Listed entries.
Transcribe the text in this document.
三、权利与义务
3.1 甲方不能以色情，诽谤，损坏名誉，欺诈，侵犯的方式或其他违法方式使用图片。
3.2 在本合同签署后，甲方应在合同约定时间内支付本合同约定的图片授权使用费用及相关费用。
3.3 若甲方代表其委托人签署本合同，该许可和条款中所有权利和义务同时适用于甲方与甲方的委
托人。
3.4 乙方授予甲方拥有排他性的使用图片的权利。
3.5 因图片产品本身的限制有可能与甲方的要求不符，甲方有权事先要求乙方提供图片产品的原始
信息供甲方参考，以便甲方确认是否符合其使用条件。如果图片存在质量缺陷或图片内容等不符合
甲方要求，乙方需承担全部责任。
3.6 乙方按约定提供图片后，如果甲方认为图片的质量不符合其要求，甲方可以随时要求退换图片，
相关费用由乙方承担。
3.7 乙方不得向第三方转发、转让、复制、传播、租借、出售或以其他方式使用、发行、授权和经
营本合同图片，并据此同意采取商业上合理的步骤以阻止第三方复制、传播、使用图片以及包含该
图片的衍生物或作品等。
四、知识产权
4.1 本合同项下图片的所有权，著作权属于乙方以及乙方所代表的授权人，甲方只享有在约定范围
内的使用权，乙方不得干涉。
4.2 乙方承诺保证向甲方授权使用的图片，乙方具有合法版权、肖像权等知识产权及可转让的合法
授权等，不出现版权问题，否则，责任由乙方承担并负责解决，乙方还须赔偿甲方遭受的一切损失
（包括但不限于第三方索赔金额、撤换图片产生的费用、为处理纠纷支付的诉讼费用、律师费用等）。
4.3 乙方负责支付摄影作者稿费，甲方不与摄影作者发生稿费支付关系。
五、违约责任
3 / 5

Exercise aim.
Reproduce all of the material above word for word.

Output of the task.
Transcribe the text in this document.
三、权利与义务
3.1 甲方不能以色情，诽谤，损坏名誉，欺诈，侵犯的方式或其他违法方式使用图片。
3.2 在本合同签署后，甲方应在合同约定时间内支付本合同约定的图片授权使用费用及相关费用。
3.3 若甲方代表其委托人签署本合同，该许可和条款中所有权利和义务同时适用于甲方与甲方的委
托人。
3.4 乙方授予甲方拥有排他性的使用图片的权利。
3.5 因图片产品本身的限制有可能与甲方的要求不符，甲方有权事先要求乙方提供图片产品的原始
信息供甲方参考，以便甲方确认是否符合其使用条件。如果图片存在质量缺陷或图片内容等不符合
甲方要求，乙方需承担全部责任。
3.6 乙方按约定提供图片后，如果甲方认为图片的质量不符合其要求，甲方可以随时要求退换图片，
相关费用由乙方承担。
3.7 乙方不得向第三方转发、转让、复制、传播、租借、出售或以其他方式使用、发行、授权和经
营本合同图片，并据此同意采取商业上合理的步骤以阻止第三方复制、传播、使用图片以及包含该
图片的衍生物或作品等。
四、知识产权
4.1 本合同项下图片的所有权，著作权属于乙方以及乙方所代表的授权人，甲方只享有在约定范围
内的使用权，乙方不得干涉。
4.2 乙方承诺保证向甲方授权使用的图片，乙方具有合法版权、肖像权等知识产权及可转让的合法
授权等，不出现版权问题，否则，责任由乙方承担并负责解决，乙方还须赔偿甲方遭受的一切损失
（包括但不限于第三方索赔金额、撤换图片产生的费用、为处理纠纷支付的诉讼费用、律师费用等）。
4.3 乙方负责支付摄影作者稿费，甲方不与摄影作者发生稿费支付关系。
五、违约责任
3 / 5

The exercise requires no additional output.